# Request:
Write the material out again in full, word for word. Do not include the pictures.

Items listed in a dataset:
--- START ---

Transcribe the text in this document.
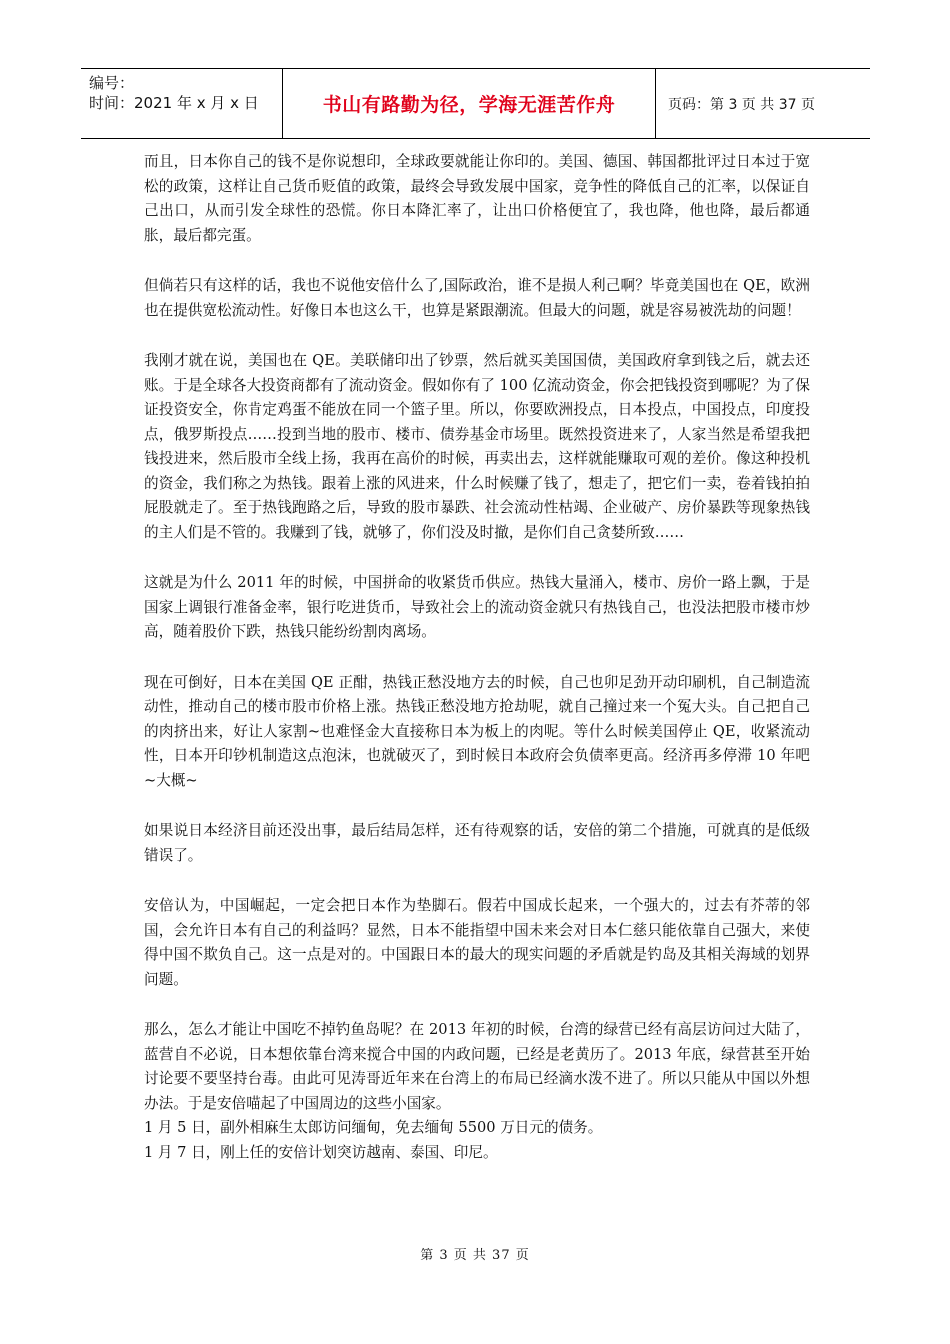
编号：
时间：2021 年 x 月 x 日	书山有路勤为径，学海无涯苦作舟	页码：第 3 页 共 37 页

而且，日本你自己的钱不是你说想印，全球政要就能让你印的。美国、德国、韩国都批评过日本过于宽松的政策，这样让自己货币贬值的政策，最终会导致发展中国家，竞争性的降低自己的汇率，以保证自己出口，从而引发全球性的恐慌。你日本降汇率了，让出口价格便宜了，我也降，他也降，最后都通胀，最后都完蛋。

但倘若只有这样的话，我也不说他安倍什么了,国际政治，谁不是损人利己啊？毕竟美国也在 QE，欧洲也在提供宽松流动性。好像日本也这么干，也算是紧跟潮流。但最大的问题，就是容易被洗劫的问题！

我刚才就在说，美国也在 QE。美联储印出了钞票，然后就买美国国债，美国政府拿到钱之后，就去还账。于是全球各大投资商都有了流动资金。假如你有了 100 亿流动资金，你会把钱投资到哪呢？为了保证投资安全，你肯定鸡蛋不能放在同一个篮子里。所以，你要欧洲投点，日本投点，中国投点，印度投点，俄罗斯投点……投到当地的股市、楼市、债券基金市场里。既然投资进来了，人家当然是希望我把钱投进来，然后股市全线上扬，我再在高价的时候，再卖出去，这样就能赚取可观的差价。像这种投机的资金，我们称之为热钱。跟着上涨的风进来，什么时候赚了钱了，想走了，把它们一卖，卷着钱拍拍屁股就走了。至于热钱跑路之后，导致的股市暴跌、社会流动性枯竭、企业破产、房价暴跌等现象热钱的主人们是不管的。我赚到了钱，就够了，你们没及时撤，是你们自己贪婪所致……

这就是为什么 2011 年的时候，中国拼命的收紧货币供应。热钱大量涌入，楼市、房价一路上飘，于是国家上调银行准备金率，银行吃进货币，导致社会上的流动资金就只有热钱自己，也没法把股市楼市炒高，随着股价下跌，热钱只能纷纷割肉离场。

现在可倒好，日本在美国 QE 正酣，热钱正愁没地方去的时候，自己也卯足劲开动印刷机，自己制造流动性，推动自己的楼市股市价格上涨。热钱正愁没地方抢劫呢，就自己撞过来一个冤大头。自己把自己的肉挤出来，好让人家割~也难怪金大直接称日本为板上的肉呢。等什么时候美国停止 QE，收紧流动性，日本开印钞机制造这点泡沫，也就破灭了，到时候日本政府会负债率更高。经济再多停滞 10 年吧~大概~

如果说日本经济目前还没出事，最后结局怎样，还有待观察的话，安倍的第二个措施，可就真的是低级错误了。

安倍认为，中国崛起，一定会把日本作为垫脚石。假若中国成长起来，一个强大的，过去有芥蒂的邻国，会允许日本有自己的利益吗？显然，日本不能指望中国未来会对日本仁慈只能依靠自己强大，来使得中国不欺负自己。这一点是对的。中国跟日本的最大的现实问题的矛盾就是钓岛及其相关海域的划界问题。

那么，怎么才能让中国吃不掉钓鱼岛呢？在 2013 年初的时候，台湾的绿营已经有高层访问过大陆了，蓝营自不必说，日本想依靠台湾来搅合中国的内政问题，已经是老黄历了。2013 年底，绿营甚至开始讨论要不要坚持台毒。由此可见涛哥近年来在台湾上的布局已经滴水泼不进了。所以只能从中国以外想办法。于是安倍喵起了中国周边的这些小国家。

1 月 5 日，副外相麻生太郎访问缅甸，免去缅甸 5500 万日元的债务。

1 月 7 日，刚上任的安倍计划突访越南、泰国、印尼。

第 3 页 共 37 页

--- END ---

# Output for this task:
Transcribe the text in this document.
编号：
时间：2021 年 x 月 x 日	书山有路勤为径，学海无涯苦作舟	页码：第 3 页 共 37 页

而且，日本你自己的钱不是你说想印，全球政要就能让你印的。美国、德国、韩国都批评过日本过于宽松的政策，这样让自己货币贬值的政策，最终会导致发展中国家，竞争性的降低自己的汇率，以保证自己出口，从而引发全球性的恐慌。你日本降汇率了，让出口价格便宜了，我也降，他也降，最后都通胀，最后都完蛋。

但倘若只有这样的话，我也不说他安倍什么了,国际政治，谁不是损人利己啊？毕竟美国也在 QE，欧洲也在提供宽松流动性。好像日本也这么干，也算是紧跟潮流。但最大的问题，就是容易被洗劫的问题！

我刚才就在说，美国也在 QE。美联储印出了钞票，然后就买美国国债，美国政府拿到钱之后，就去还账。于是全球各大投资商都有了流动资金。假如你有了 100 亿流动资金，你会把钱投资到哪呢？为了保证投资安全，你肯定鸡蛋不能放在同一个篮子里。所以，你要欧洲投点，日本投点，中国投点，印度投点，俄罗斯投点……投到当地的股市、楼市、债券基金市场里。既然投资进来了，人家当然是希望我把钱投进来，然后股市全线上扬，我再在高价的时候，再卖出去，这样就能赚取可观的差价。像这种投机的资金，我们称之为热钱。跟着上涨的风进来，什么时候赚了钱了，想走了，把它们一卖，卷着钱拍拍屁股就走了。至于热钱跑路之后，导致的股市暴跌、社会流动性枯竭、企业破产、房价暴跌等现象热钱的主人们是不管的。我赚到了钱，就够了，你们没及时撤，是你们自己贪婪所致……

这就是为什么 2011 年的时候，中国拼命的收紧货币供应。热钱大量涌入，楼市、房价一路上飘，于是国家上调银行准备金率，银行吃进货币，导致社会上的流动资金就只有热钱自己，也没法把股市楼市炒高，随着股价下跌，热钱只能纷纷割肉离场。

现在可倒好，日本在美国 QE 正酣，热钱正愁没地方去的时候，自己也卯足劲开动印刷机，自己制造流动性，推动自己的楼市股市价格上涨。热钱正愁没地方抢劫呢，就自己撞过来一个冤大头。自己把自己的肉挤出来，好让人家割~也难怪金大直接称日本为板上的肉呢。等什么时候美国停止 QE，收紧流动性，日本开印钞机制造这点泡沫，也就破灭了，到时候日本政府会负债率更高。经济再多停滞 10 年吧~大概~

如果说日本经济目前还没出事，最后结局怎样，还有待观察的话，安倍的第二个措施，可就真的是低级错误了。

安倍认为，中国崛起，一定会把日本作为垫脚石。假若中国成长起来，一个强大的，过去有芥蒂的邻国，会允许日本有自己的利益吗？显然，日本不能指望中国未来会对日本仁慈只能依靠自己强大，来使得中国不欺负自己。这一点是对的。中国跟日本的最大的现实问题的矛盾就是钓岛及其相关海域的划界问题。

那么，怎么才能让中国吃不掉钓鱼岛呢？在 2013 年初的时候，台湾的绿营已经有高层访问过大陆了，蓝营自不必说，日本想依靠台湾来搅合中国的内政问题，已经是老黄历了。2013 年底，绿营甚至开始讨论要不要坚持台毒。由此可见涛哥近年来在台湾上的布局已经滴水泼不进了。所以只能从中国以外想办法。于是安倍喵起了中国周边的这些小国家。

1 月 5 日，副外相麻生太郎访问缅甸，免去缅甸 5500 万日元的债务。

1 月 7 日，刚上任的安倍计划突访越南、泰国、印尼。

第 3 页 共 37 页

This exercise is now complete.